*What is required:*
Reproduce every record exactly as it appears, but not the pictures.

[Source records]
================================

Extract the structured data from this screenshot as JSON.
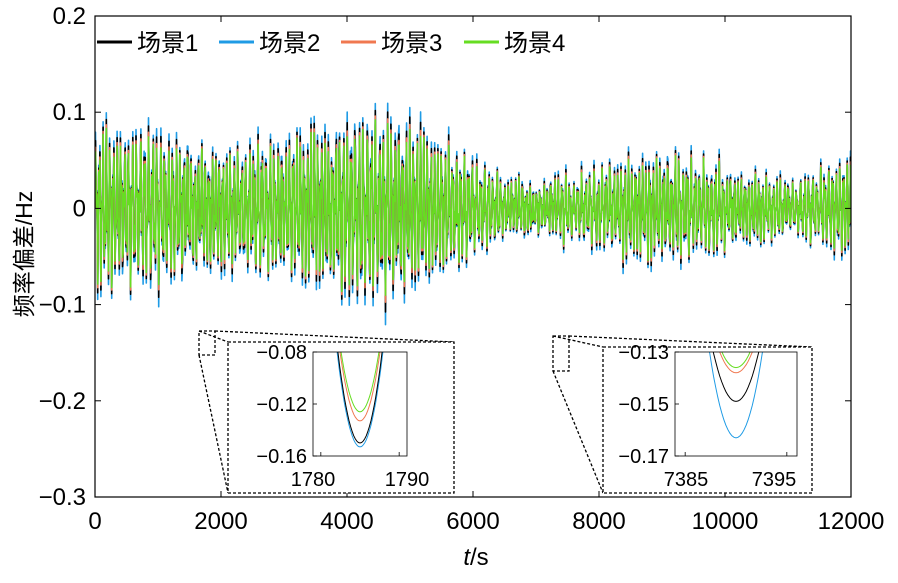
{
  "chart_data": {
    "type": "line",
    "xlabel": "t/s",
    "xlabel_italic": "t",
    "xlabel_unit": "/s",
    "ylabel": "频率偏差/Hz",
    "xlim": [
      0,
      12000
    ],
    "ylim": [
      -0.3,
      0.2
    ],
    "xticks": [
      "0",
      "2000",
      "4000",
      "6000",
      "8000",
      "10000",
      "12000"
    ],
    "yticks": [
      "0.2",
      "0.1",
      "0",
      "-0.1",
      "-0.2",
      "-0.3"
    ],
    "legend_position": "top-left",
    "series": [
      {
        "name": "场景1",
        "color": "#000000"
      },
      {
        "name": "场景2",
        "color": "#1f9be5"
      },
      {
        "name": "场景3",
        "color": "#f07850"
      },
      {
        "name": "场景4",
        "color": "#66dd22"
      }
    ],
    "insets": [
      {
        "xlim": [
          1779,
          1791
        ],
        "ylim": [
          -0.16,
          -0.08
        ],
        "xticks": [
          "1780",
          "1790"
        ],
        "yticks": [
          "-0.08",
          "-0.12",
          "-0.16"
        ],
        "minimum_time": 1785,
        "minima": {
          "场景1": -0.15,
          "场景2": -0.153,
          "场景3": -0.133,
          "场景4": -0.126
        }
      },
      {
        "xlim": [
          7384,
          7396
        ],
        "ylim": [
          -0.17,
          -0.13
        ],
        "xticks": [
          "7385",
          "7395"
        ],
        "yticks": [
          "-0.13",
          "-0.15",
          "-0.17"
        ],
        "minimum_time": 7390,
        "minima": {
          "场景1": -0.149,
          "场景2": -0.163,
          "场景3": -0.138,
          "场景4": -0.136
        }
      }
    ]
  }
}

================================

*Answer to this problem:*
Extract the structured data from this screenshot as JSON.
{
  "chart_data": {
    "type": "line",
    "xlabel": "t/s",
    "xlabel_italic": "t",
    "xlabel_unit": "/s",
    "ylabel": "频率偏差/Hz",
    "xlim": [
      0,
      12000
    ],
    "ylim": [
      -0.3,
      0.2
    ],
    "xticks": [
      "0",
      "2000",
      "4000",
      "6000",
      "8000",
      "10000",
      "12000"
    ],
    "yticks": [
      "0.2",
      "0.1",
      "0",
      "-0.1",
      "-0.2",
      "-0.3"
    ],
    "legend_position": "top-left",
    "series": [
      {
        "name": "场景1",
        "color": "#000000"
      },
      {
        "name": "场景2",
        "color": "#1f9be5"
      },
      {
        "name": "场景3",
        "color": "#f07850"
      },
      {
        "name": "场景4",
        "color": "#66dd22"
      }
    ],
    "insets": [
      {
        "xlim": [
          1779,
          1791
        ],
        "ylim": [
          -0.16,
          -0.08
        ],
        "xticks": [
          "1780",
          "1790"
        ],
        "yticks": [
          "-0.08",
          "-0.12",
          "-0.16"
        ],
        "minimum_time": 1785,
        "minima": {
          "场景1": -0.15,
          "场景2": -0.153,
          "场景3": -0.133,
          "场景4": -0.126
        }
      },
      {
        "xlim": [
          7384,
          7396
        ],
        "ylim": [
          -0.17,
          -0.13
        ],
        "xticks": [
          "7385",
          "7395"
        ],
        "yticks": [
          "-0.13",
          "-0.15",
          "-0.17"
        ],
        "minimum_time": 7390,
        "minima": {
          "场景1": -0.149,
          "场景2": -0.163,
          "场景3": -0.138,
          "场景4": -0.136
        }
      }
    ]
  }
}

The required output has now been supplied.